# Challenge
State the number of lines that contain the word "Cuba", and add nothing else.

◇ ◇ ◇

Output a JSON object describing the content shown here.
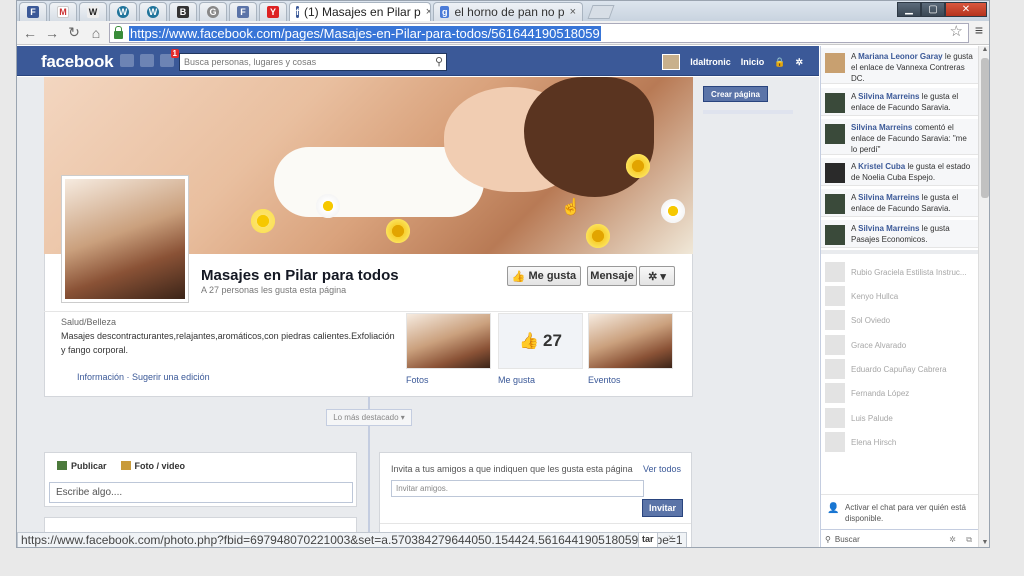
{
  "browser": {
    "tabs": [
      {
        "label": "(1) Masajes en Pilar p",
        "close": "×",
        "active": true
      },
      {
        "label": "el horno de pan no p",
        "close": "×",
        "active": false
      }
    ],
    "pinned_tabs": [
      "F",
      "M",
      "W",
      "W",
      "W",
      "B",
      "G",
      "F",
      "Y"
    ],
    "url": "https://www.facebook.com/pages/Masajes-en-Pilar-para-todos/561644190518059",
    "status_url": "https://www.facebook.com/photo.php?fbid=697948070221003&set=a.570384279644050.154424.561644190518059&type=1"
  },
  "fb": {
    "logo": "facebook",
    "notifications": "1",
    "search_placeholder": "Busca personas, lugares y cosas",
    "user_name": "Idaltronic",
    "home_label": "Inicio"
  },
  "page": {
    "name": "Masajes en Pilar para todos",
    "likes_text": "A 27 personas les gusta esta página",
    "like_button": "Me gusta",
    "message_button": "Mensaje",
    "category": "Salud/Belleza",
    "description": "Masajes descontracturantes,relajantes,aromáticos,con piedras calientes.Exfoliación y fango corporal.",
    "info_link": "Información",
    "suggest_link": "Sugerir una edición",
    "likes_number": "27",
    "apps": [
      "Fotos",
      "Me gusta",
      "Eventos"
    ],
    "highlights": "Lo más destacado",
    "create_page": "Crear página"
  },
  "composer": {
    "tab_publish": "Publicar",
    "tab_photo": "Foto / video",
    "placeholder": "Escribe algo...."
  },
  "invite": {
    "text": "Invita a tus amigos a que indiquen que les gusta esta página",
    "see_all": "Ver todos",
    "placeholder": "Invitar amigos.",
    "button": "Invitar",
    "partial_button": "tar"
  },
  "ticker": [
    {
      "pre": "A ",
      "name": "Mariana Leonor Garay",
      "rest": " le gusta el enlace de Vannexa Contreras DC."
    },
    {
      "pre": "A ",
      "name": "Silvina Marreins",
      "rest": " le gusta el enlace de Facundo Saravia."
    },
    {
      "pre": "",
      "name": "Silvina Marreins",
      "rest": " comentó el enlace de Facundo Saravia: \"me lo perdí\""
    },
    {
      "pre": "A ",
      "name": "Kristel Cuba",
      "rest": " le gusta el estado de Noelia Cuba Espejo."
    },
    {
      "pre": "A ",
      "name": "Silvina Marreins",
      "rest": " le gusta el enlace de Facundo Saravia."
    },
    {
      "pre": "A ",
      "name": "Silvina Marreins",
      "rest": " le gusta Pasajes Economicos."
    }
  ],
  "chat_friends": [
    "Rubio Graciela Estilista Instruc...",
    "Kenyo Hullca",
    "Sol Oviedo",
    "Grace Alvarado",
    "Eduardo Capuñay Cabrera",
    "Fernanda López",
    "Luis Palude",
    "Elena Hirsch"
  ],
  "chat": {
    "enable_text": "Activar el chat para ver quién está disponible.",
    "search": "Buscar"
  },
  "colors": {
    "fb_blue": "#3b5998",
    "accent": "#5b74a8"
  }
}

◇ ◇ ◇

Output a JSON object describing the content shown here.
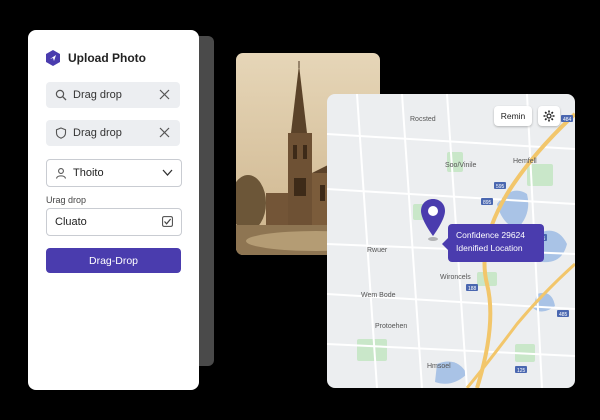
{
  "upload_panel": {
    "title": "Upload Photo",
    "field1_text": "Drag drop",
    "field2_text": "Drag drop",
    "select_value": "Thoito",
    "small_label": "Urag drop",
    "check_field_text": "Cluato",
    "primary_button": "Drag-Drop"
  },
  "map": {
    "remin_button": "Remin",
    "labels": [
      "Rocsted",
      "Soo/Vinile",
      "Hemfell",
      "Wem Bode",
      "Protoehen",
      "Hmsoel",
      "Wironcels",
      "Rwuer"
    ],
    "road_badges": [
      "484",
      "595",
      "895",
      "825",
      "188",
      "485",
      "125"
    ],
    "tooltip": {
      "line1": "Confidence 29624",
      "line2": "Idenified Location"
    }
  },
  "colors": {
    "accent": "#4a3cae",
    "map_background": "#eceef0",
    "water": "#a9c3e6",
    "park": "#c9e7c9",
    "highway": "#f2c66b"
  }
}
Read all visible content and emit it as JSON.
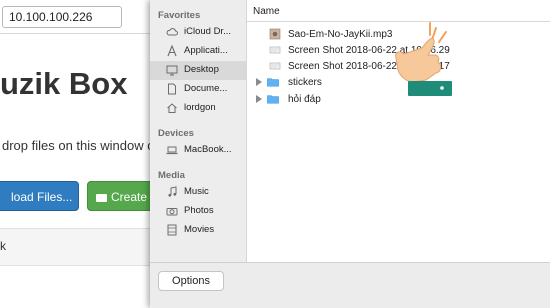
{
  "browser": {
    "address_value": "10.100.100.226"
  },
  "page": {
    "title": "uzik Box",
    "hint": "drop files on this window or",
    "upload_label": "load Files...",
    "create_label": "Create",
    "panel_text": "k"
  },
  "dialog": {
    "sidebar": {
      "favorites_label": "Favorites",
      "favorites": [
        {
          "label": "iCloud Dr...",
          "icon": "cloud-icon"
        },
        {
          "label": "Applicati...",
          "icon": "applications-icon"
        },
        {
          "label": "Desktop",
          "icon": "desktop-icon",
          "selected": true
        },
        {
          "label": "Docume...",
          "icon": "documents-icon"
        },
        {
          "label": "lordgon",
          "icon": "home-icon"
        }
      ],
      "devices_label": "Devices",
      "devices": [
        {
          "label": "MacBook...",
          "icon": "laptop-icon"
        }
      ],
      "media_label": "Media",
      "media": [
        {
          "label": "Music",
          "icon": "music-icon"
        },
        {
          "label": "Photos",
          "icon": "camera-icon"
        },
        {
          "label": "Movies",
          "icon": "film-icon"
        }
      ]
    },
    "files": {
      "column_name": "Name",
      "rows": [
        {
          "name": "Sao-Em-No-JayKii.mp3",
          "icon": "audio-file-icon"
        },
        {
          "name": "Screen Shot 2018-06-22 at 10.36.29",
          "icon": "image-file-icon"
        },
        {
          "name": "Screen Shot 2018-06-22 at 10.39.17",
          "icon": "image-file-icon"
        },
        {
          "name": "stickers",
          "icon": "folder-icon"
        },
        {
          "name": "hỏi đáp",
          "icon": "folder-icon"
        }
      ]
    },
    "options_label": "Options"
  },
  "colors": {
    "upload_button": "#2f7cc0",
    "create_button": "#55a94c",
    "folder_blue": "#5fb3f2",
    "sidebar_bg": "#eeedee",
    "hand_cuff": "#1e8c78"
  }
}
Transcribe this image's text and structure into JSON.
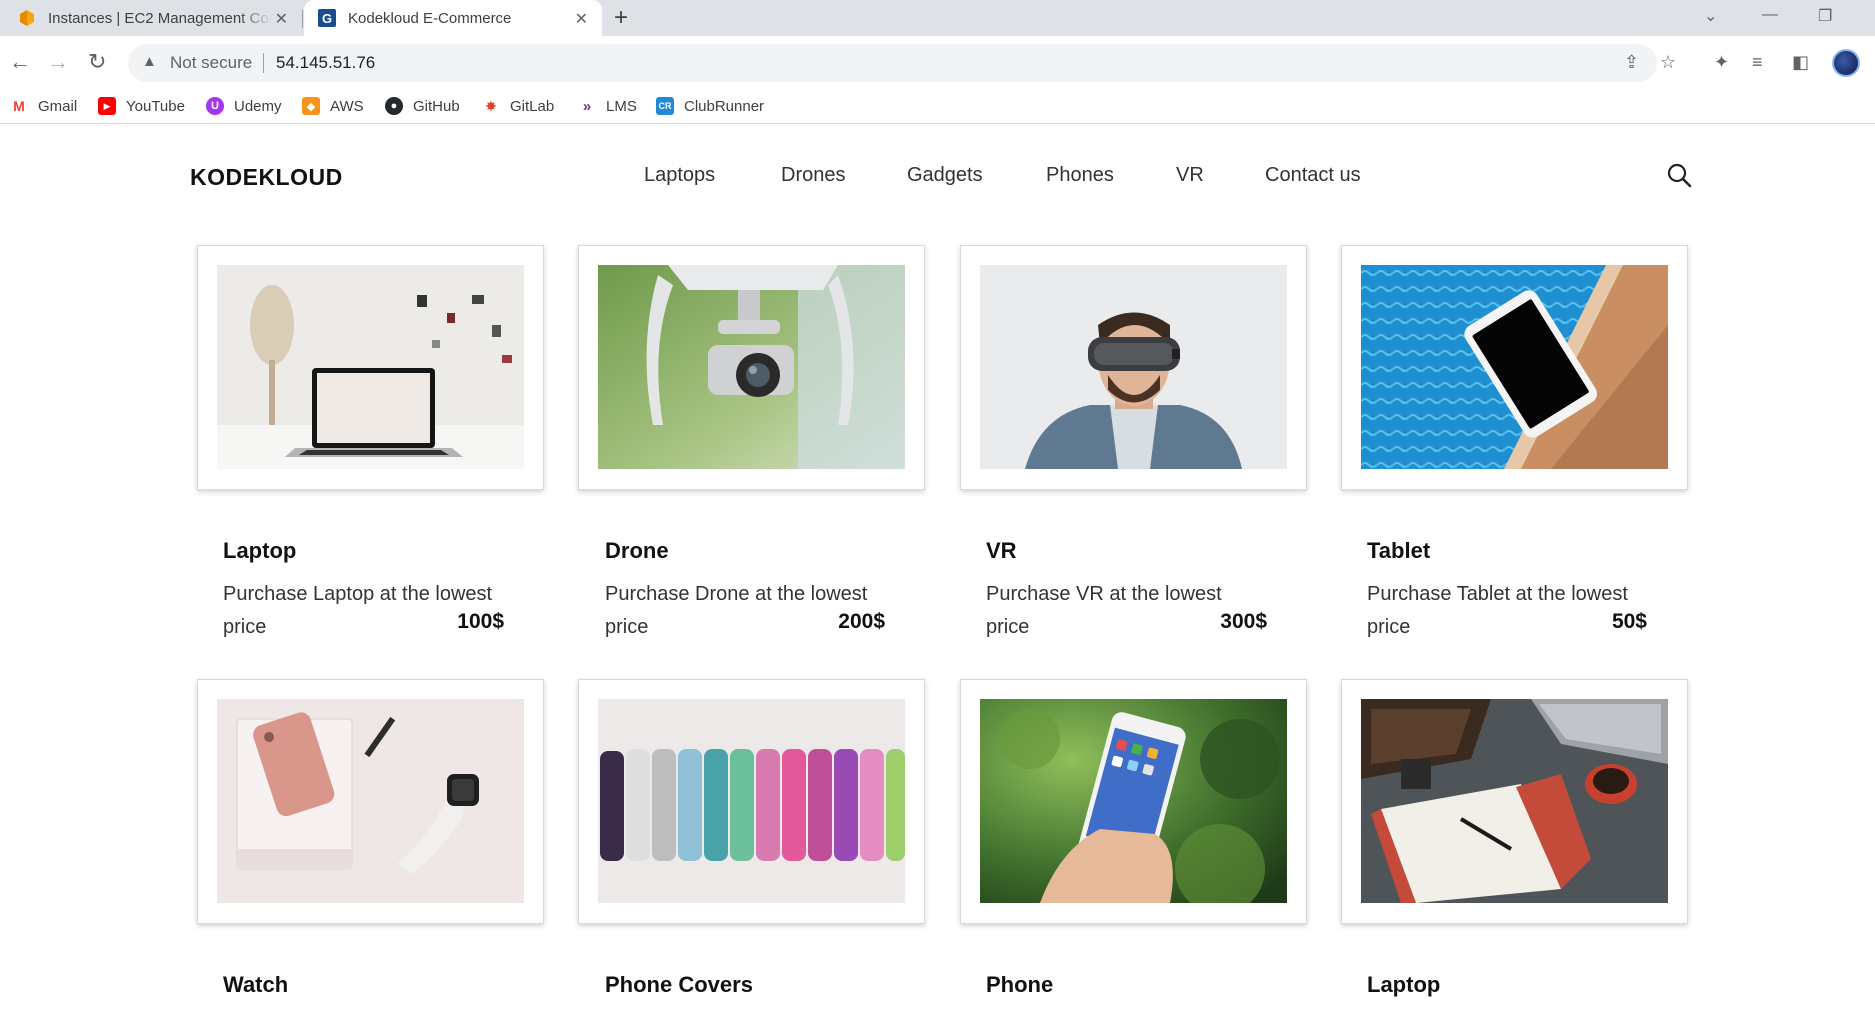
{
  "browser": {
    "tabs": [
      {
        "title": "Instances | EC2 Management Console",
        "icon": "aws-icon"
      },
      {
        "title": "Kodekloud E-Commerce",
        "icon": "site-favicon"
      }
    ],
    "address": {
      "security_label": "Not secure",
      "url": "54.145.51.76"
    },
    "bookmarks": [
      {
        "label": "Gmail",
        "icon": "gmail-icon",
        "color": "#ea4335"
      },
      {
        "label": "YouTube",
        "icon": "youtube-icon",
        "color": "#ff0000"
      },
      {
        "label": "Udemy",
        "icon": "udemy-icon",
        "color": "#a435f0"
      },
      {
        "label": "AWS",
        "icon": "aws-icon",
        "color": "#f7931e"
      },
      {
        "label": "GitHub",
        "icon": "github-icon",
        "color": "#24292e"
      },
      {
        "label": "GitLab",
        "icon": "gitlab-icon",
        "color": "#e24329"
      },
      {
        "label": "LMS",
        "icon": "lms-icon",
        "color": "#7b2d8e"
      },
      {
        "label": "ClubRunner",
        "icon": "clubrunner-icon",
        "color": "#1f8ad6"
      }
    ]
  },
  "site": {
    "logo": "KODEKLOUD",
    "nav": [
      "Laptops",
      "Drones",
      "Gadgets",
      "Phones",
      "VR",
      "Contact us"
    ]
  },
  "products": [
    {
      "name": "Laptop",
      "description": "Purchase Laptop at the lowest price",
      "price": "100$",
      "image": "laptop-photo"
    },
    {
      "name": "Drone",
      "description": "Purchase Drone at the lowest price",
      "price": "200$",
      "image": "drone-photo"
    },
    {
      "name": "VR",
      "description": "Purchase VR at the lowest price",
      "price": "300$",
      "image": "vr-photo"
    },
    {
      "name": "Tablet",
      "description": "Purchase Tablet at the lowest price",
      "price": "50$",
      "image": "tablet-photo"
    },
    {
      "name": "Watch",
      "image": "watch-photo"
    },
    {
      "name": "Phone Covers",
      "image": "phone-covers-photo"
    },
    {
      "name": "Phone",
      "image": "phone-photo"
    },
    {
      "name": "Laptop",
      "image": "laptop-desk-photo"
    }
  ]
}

◇ ◇ ◇

# In response
2